AIM: Look through the lines below and extract any with the word "structured".

WORKING DATA:
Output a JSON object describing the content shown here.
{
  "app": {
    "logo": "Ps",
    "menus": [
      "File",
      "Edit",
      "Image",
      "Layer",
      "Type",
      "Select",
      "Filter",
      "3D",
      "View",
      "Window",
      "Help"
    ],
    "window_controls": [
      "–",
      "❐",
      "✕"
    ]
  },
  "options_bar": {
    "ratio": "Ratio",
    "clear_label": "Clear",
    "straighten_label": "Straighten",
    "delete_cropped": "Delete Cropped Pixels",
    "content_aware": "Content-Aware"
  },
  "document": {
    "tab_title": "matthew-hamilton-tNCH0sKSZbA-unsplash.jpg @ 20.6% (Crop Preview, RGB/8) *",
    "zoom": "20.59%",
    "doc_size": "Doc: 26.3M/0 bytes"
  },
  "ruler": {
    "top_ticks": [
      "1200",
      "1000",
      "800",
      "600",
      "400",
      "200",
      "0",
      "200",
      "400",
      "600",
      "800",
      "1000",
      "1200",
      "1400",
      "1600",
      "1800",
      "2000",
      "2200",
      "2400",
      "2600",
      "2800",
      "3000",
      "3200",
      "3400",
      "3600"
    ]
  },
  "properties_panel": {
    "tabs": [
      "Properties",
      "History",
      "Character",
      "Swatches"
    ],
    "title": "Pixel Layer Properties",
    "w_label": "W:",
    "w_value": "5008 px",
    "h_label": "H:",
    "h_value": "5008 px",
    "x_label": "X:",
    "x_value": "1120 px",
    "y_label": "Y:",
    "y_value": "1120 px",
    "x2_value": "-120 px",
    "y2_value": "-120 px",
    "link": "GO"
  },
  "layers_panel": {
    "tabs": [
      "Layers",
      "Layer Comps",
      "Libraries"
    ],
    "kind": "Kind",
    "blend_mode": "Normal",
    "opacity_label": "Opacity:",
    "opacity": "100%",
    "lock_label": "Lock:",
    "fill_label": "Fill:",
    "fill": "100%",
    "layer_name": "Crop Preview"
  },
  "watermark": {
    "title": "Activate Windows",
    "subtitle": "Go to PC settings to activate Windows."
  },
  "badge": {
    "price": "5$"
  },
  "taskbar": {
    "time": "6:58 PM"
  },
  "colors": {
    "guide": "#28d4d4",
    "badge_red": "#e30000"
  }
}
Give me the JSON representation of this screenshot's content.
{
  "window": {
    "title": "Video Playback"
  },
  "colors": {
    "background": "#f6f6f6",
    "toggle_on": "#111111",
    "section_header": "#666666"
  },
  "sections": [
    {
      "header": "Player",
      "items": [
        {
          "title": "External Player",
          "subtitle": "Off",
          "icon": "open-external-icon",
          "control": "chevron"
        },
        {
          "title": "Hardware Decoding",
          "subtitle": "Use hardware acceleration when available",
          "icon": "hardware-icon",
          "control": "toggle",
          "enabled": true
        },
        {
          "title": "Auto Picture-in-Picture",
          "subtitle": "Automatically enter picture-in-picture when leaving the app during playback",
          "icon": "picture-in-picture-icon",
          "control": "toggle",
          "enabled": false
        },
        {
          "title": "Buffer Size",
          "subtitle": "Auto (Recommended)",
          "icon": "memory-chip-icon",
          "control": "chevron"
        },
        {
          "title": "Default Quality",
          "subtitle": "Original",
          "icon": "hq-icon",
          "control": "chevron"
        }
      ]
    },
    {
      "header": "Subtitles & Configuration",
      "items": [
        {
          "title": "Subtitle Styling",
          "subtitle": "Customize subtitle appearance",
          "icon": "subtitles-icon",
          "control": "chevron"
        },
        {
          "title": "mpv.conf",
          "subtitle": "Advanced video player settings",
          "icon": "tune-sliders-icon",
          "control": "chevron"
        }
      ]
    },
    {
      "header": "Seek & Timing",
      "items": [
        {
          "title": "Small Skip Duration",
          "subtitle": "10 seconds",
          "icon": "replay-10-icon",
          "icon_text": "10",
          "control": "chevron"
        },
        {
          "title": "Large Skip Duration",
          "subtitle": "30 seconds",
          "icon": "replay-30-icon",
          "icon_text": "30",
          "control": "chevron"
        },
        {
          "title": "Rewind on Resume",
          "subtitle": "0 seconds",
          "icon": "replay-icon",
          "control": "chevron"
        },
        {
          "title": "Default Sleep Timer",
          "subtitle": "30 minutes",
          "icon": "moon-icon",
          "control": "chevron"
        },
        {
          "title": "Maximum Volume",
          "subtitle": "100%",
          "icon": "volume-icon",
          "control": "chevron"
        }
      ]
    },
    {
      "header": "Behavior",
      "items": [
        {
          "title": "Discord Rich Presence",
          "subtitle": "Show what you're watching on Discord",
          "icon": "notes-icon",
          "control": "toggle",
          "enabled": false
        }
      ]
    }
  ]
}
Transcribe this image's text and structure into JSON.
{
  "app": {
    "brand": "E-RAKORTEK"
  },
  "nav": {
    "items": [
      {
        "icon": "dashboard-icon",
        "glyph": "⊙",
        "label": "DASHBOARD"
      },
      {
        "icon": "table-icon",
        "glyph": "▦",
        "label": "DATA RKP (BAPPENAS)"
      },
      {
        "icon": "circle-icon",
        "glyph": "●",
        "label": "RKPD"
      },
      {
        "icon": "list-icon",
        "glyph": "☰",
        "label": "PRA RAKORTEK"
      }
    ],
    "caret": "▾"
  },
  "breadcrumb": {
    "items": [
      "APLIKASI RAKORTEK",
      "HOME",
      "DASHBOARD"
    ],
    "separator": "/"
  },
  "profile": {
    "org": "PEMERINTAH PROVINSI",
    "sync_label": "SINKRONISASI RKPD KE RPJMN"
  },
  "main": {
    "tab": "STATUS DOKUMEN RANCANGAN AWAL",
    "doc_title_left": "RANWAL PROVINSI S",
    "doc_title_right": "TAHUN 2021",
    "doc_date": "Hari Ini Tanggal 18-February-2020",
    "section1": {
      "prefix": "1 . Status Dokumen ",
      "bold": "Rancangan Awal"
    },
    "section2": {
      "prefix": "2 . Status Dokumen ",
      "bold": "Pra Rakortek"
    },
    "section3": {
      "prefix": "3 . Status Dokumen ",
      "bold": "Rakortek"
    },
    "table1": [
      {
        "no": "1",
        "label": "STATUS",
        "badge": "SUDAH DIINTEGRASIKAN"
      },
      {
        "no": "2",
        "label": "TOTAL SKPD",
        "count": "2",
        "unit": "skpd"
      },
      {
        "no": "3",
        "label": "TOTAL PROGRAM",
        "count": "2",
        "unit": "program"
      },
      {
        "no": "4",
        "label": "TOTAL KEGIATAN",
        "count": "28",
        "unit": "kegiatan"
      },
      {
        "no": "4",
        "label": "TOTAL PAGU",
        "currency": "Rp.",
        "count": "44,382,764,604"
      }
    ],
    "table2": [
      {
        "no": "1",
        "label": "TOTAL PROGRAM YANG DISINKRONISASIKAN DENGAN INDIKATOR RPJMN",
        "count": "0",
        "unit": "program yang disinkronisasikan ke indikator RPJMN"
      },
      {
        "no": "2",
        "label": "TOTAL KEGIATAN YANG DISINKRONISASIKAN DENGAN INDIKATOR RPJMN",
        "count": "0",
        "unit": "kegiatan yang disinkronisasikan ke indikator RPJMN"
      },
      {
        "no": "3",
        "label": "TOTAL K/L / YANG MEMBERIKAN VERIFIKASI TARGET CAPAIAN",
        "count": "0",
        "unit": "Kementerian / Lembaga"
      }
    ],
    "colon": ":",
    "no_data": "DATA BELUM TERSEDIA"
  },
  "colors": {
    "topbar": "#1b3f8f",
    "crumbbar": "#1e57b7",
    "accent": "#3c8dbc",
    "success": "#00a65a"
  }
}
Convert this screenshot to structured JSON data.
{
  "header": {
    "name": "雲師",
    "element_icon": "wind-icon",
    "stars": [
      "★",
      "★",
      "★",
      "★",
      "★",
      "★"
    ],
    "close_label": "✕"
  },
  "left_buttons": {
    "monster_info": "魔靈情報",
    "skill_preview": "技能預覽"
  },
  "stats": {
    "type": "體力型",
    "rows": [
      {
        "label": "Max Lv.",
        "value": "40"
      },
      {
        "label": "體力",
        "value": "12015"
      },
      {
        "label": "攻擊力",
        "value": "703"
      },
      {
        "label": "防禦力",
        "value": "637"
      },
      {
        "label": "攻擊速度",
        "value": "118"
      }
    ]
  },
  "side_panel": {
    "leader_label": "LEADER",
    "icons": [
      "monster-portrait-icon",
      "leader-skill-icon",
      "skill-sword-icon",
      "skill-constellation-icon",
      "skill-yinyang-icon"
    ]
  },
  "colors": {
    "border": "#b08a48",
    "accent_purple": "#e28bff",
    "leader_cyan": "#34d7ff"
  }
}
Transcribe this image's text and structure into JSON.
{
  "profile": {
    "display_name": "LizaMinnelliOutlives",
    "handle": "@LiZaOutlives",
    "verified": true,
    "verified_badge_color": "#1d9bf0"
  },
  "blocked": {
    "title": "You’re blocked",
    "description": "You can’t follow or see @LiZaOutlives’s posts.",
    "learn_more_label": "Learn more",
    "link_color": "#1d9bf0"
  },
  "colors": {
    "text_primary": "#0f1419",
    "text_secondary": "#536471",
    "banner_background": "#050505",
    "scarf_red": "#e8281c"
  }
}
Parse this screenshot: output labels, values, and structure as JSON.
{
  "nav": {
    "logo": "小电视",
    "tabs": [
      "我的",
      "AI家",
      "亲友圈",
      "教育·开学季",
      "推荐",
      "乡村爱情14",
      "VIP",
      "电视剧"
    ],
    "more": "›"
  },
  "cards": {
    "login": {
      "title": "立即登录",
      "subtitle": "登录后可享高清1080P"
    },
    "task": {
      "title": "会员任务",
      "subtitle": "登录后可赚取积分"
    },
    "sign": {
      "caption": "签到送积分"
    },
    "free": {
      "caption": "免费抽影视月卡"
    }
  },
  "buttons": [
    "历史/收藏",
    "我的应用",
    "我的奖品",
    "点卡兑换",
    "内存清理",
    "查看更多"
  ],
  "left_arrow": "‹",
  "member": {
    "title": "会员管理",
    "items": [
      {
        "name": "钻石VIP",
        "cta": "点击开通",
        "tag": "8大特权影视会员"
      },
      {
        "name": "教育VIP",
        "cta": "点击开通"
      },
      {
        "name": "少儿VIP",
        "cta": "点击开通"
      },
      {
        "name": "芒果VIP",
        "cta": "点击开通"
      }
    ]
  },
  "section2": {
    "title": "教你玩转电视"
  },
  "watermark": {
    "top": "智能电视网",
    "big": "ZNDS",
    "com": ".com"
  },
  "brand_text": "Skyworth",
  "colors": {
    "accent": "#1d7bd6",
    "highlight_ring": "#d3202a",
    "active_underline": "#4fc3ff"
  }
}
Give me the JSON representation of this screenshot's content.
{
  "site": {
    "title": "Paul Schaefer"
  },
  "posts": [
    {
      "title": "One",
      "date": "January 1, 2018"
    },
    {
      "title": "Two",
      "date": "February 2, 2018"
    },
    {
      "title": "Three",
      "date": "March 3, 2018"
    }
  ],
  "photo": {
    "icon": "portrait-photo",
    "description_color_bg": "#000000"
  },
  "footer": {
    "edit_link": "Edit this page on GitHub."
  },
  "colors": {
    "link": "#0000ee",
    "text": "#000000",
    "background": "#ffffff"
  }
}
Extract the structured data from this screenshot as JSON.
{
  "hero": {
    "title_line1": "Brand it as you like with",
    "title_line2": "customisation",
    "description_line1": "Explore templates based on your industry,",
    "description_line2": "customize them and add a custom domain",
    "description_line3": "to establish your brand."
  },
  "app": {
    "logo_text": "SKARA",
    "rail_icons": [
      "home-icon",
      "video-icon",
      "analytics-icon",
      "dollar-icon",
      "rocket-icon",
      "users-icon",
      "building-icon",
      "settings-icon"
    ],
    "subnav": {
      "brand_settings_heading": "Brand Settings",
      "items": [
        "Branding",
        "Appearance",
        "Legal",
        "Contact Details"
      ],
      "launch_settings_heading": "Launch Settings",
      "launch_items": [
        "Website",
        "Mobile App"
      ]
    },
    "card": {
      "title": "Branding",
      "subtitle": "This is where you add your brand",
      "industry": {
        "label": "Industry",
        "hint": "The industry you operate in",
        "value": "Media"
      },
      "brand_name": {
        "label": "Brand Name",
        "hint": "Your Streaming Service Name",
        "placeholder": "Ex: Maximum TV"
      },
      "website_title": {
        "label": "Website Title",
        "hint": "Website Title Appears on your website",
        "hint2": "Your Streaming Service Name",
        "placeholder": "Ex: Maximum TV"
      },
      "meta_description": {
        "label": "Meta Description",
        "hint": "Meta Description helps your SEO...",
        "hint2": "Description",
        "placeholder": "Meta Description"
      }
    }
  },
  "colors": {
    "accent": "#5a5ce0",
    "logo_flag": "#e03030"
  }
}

FINAL ANSWER:
Convert this screenshot to structured JSON data.
Extract the structured data from this screenshot as JSON.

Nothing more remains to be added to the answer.